*Exercise description*:
Leave out the pictures and restate the rest of the data exactly.

*Listed entries*:

----------

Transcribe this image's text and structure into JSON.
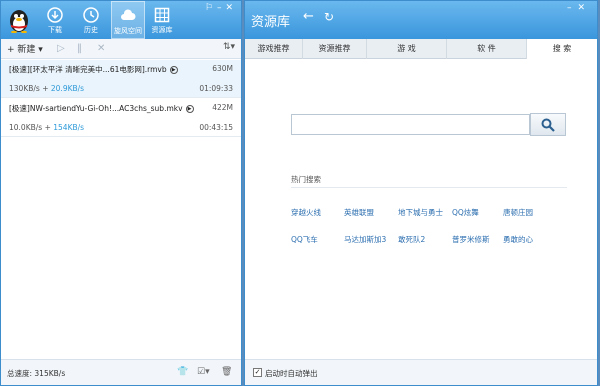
{
  "left": {
    "nav": [
      {
        "label": "下载",
        "icon": "download-icon"
      },
      {
        "label": "历史",
        "icon": "history-icon"
      },
      {
        "label": "旋风空间",
        "icon": "cloud-icon"
      },
      {
        "label": "资源库",
        "icon": "grid-icon"
      }
    ],
    "toolbar": {
      "new_label": "+ 新建",
      "dropdown": "▾",
      "sort": "⇅▾"
    },
    "tasks": [
      {
        "name": "[极速][环太平洋 清晰完美中...61电影网].rmvb",
        "size": "630M",
        "down": "130KB/s",
        "up": "20.9KB/s",
        "time": "01:09:33"
      },
      {
        "name": "[极速]NW-sartiendYu-Gi-Oh!...AC3chs_sub.mkv",
        "size": "422M",
        "down": "10.0KB/s",
        "up": "154KB/s",
        "time": "00:43:15"
      }
    ],
    "footer": {
      "total": "总速度: 315KB/s"
    }
  },
  "right": {
    "title": "资源库",
    "tabs": [
      "游戏推荐",
      "资源推荐",
      "游 戏",
      "软 件",
      "搜 索"
    ],
    "active_tab": 4,
    "search": {
      "placeholder": "",
      "value": ""
    },
    "hot": {
      "title": "热门搜索",
      "row1": [
        "穿越火线",
        "英雄联盟",
        "地下城与勇士",
        "QQ炫舞",
        "唐顿庄园"
      ],
      "row2": [
        "QQ飞车",
        "马达加斯加3",
        "敢死队2",
        "普罗米修斯",
        "勇敢的心"
      ]
    },
    "footer": {
      "checkbox_label": "启动时自动弹出",
      "checked": true
    }
  }
}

----------

*Written response*:
Transcribe this image's text and structure into JSON.
{
  "left": {
    "nav": [
      {
        "label": "下载",
        "icon": "download-icon"
      },
      {
        "label": "历史",
        "icon": "history-icon"
      },
      {
        "label": "旋风空间",
        "icon": "cloud-icon"
      },
      {
        "label": "资源库",
        "icon": "grid-icon"
      }
    ],
    "toolbar": {
      "new_label": "+ 新建",
      "dropdown": "▾",
      "sort": "⇅▾"
    },
    "tasks": [
      {
        "name": "[极速][环太平洋 清晰完美中...61电影网].rmvb",
        "size": "630M",
        "down": "130KB/s",
        "up": "20.9KB/s",
        "time": "01:09:33"
      },
      {
        "name": "[极速]NW-sartiendYu-Gi-Oh!...AC3chs_sub.mkv",
        "size": "422M",
        "down": "10.0KB/s",
        "up": "154KB/s",
        "time": "00:43:15"
      }
    ],
    "footer": {
      "total": "总速度: 315KB/s"
    }
  },
  "right": {
    "title": "资源库",
    "tabs": [
      "游戏推荐",
      "资源推荐",
      "游 戏",
      "软 件",
      "搜 索"
    ],
    "active_tab": 4,
    "search": {
      "placeholder": "",
      "value": ""
    },
    "hot": {
      "title": "热门搜索",
      "row1": [
        "穿越火线",
        "英雄联盟",
        "地下城与勇士",
        "QQ炫舞",
        "唐顿庄园"
      ],
      "row2": [
        "QQ飞车",
        "马达加斯加3",
        "敢死队2",
        "普罗米修斯",
        "勇敢的心"
      ]
    },
    "footer": {
      "checkbox_label": "启动时自动弹出",
      "checked": true
    }
  }
}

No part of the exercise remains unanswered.